Saved entries
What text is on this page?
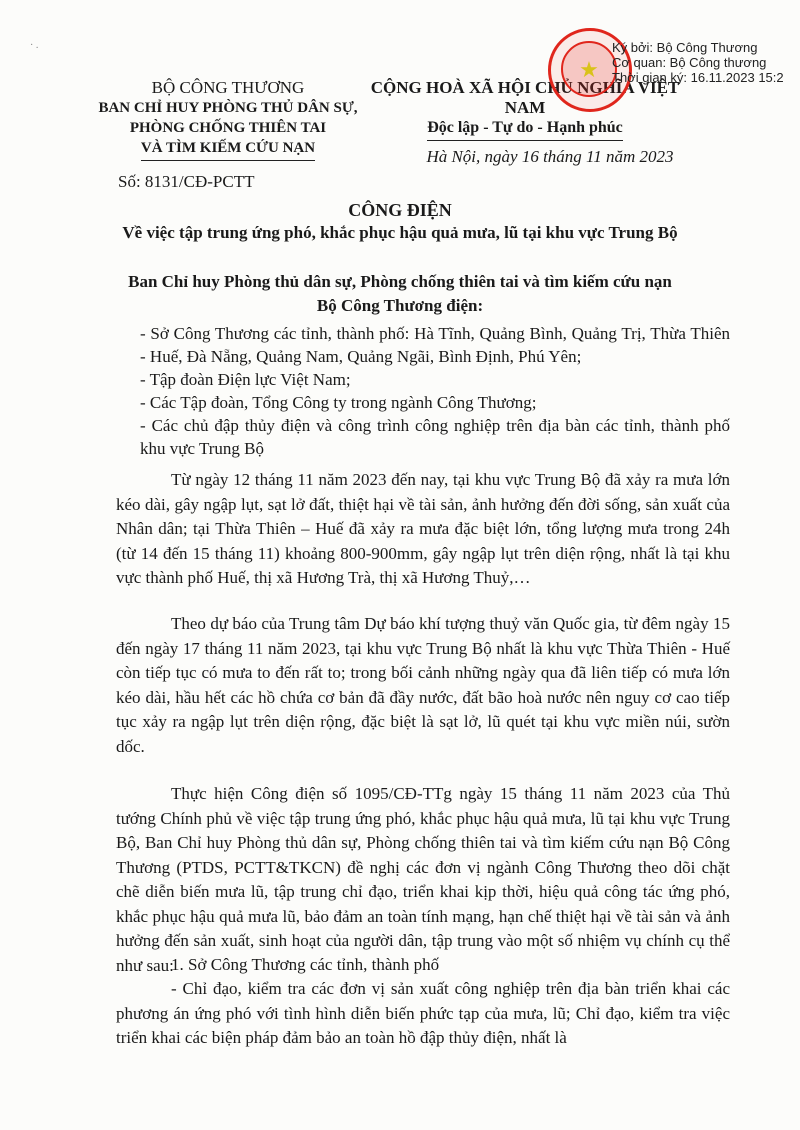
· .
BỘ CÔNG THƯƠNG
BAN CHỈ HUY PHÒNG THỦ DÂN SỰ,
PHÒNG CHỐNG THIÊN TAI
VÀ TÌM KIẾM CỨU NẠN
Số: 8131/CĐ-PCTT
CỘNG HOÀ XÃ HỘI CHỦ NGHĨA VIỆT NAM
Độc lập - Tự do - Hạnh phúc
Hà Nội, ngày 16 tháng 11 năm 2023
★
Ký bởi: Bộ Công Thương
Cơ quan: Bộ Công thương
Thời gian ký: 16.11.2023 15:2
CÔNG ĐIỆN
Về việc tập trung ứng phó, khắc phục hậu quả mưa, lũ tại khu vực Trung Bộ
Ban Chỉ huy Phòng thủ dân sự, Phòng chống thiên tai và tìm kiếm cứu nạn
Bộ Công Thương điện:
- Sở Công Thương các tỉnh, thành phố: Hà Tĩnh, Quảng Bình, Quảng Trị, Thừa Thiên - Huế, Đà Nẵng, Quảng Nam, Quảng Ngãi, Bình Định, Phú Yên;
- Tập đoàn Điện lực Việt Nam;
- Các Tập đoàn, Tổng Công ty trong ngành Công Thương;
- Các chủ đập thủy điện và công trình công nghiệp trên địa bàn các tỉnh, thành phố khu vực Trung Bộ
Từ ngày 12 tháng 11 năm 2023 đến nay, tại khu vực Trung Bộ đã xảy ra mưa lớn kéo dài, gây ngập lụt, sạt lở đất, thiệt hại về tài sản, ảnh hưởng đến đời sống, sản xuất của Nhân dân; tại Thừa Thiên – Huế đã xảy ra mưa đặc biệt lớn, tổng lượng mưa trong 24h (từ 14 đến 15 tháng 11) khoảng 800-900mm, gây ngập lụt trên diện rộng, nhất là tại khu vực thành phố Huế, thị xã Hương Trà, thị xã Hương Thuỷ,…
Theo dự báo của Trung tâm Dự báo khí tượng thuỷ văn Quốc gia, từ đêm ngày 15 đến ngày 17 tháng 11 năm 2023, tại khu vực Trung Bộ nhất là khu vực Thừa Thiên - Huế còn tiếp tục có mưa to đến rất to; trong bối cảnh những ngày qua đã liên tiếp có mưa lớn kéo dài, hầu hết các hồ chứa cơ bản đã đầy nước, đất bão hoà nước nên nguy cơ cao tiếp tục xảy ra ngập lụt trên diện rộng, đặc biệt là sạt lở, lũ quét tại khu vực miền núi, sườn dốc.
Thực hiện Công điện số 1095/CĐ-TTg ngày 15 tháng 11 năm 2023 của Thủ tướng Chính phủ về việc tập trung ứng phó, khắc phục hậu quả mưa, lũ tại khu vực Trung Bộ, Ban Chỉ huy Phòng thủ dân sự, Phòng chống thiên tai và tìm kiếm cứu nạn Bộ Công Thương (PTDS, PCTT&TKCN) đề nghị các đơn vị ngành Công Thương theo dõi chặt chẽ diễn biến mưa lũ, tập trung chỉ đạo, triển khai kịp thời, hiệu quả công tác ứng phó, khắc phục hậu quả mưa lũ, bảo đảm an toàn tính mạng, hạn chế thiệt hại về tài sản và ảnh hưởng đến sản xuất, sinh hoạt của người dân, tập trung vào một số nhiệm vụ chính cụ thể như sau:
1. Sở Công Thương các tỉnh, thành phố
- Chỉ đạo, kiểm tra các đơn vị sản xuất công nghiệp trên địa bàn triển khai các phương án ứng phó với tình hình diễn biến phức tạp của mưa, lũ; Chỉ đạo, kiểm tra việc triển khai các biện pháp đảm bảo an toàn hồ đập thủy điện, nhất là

*WHAT YOU WILL DO*:
Exactly reproduce the entries above, minus the pictures.

*RESULT OF THIS TASK*:
What text is on this page?
· .
BỘ CÔNG THƯƠNG
BAN CHỈ HUY PHÒNG THỦ DÂN SỰ,
PHÒNG CHỐNG THIÊN TAI
VÀ TÌM KIẾM CỨU NẠN
Số: 8131/CĐ-PCTT
CỘNG HOÀ XÃ HỘI CHỦ NGHĨA VIỆT NAM
Độc lập - Tự do - Hạnh phúc
Hà Nội, ngày 16 tháng 11 năm 2023
★
Ký bởi: Bộ Công Thương
Cơ quan: Bộ Công thương
Thời gian ký: 16.11.2023 15:2
CÔNG ĐIỆN
Về việc tập trung ứng phó, khắc phục hậu quả mưa, lũ tại khu vực Trung Bộ
Ban Chỉ huy Phòng thủ dân sự, Phòng chống thiên tai và tìm kiếm cứu nạn
Bộ Công Thương điện:
- Sở Công Thương các tỉnh, thành phố: Hà Tĩnh, Quảng Bình, Quảng Trị, Thừa Thiên - Huế, Đà Nẵng, Quảng Nam, Quảng Ngãi, Bình Định, Phú Yên;
- Tập đoàn Điện lực Việt Nam;
- Các Tập đoàn, Tổng Công ty trong ngành Công Thương;
- Các chủ đập thủy điện và công trình công nghiệp trên địa bàn các tỉnh, thành phố khu vực Trung Bộ
Từ ngày 12 tháng 11 năm 2023 đến nay, tại khu vực Trung Bộ đã xảy ra mưa lớn kéo dài, gây ngập lụt, sạt lở đất, thiệt hại về tài sản, ảnh hưởng đến đời sống, sản xuất của Nhân dân; tại Thừa Thiên – Huế đã xảy ra mưa đặc biệt lớn, tổng lượng mưa trong 24h (từ 14 đến 15 tháng 11) khoảng 800-900mm, gây ngập lụt trên diện rộng, nhất là tại khu vực thành phố Huế, thị xã Hương Trà, thị xã Hương Thuỷ,…
Theo dự báo của Trung tâm Dự báo khí tượng thuỷ văn Quốc gia, từ đêm ngày 15 đến ngày 17 tháng 11 năm 2023, tại khu vực Trung Bộ nhất là khu vực Thừa Thiên - Huế còn tiếp tục có mưa to đến rất to; trong bối cảnh những ngày qua đã liên tiếp có mưa lớn kéo dài, hầu hết các hồ chứa cơ bản đã đầy nước, đất bão hoà nước nên nguy cơ cao tiếp tục xảy ra ngập lụt trên diện rộng, đặc biệt là sạt lở, lũ quét tại khu vực miền núi, sườn dốc.
Thực hiện Công điện số 1095/CĐ-TTg ngày 15 tháng 11 năm 2023 của Thủ tướng Chính phủ về việc tập trung ứng phó, khắc phục hậu quả mưa, lũ tại khu vực Trung Bộ, Ban Chỉ huy Phòng thủ dân sự, Phòng chống thiên tai và tìm kiếm cứu nạn Bộ Công Thương (PTDS, PCTT&TKCN) đề nghị các đơn vị ngành Công Thương theo dõi chặt chẽ diễn biến mưa lũ, tập trung chỉ đạo, triển khai kịp thời, hiệu quả công tác ứng phó, khắc phục hậu quả mưa lũ, bảo đảm an toàn tính mạng, hạn chế thiệt hại về tài sản và ảnh hưởng đến sản xuất, sinh hoạt của người dân, tập trung vào một số nhiệm vụ chính cụ thể như sau:
1. Sở Công Thương các tỉnh, thành phố
- Chỉ đạo, kiểm tra các đơn vị sản xuất công nghiệp trên địa bàn triển khai các phương án ứng phó với tình hình diễn biến phức tạp của mưa, lũ; Chỉ đạo, kiểm tra việc triển khai các biện pháp đảm bảo an toàn hồ đập thủy điện, nhất là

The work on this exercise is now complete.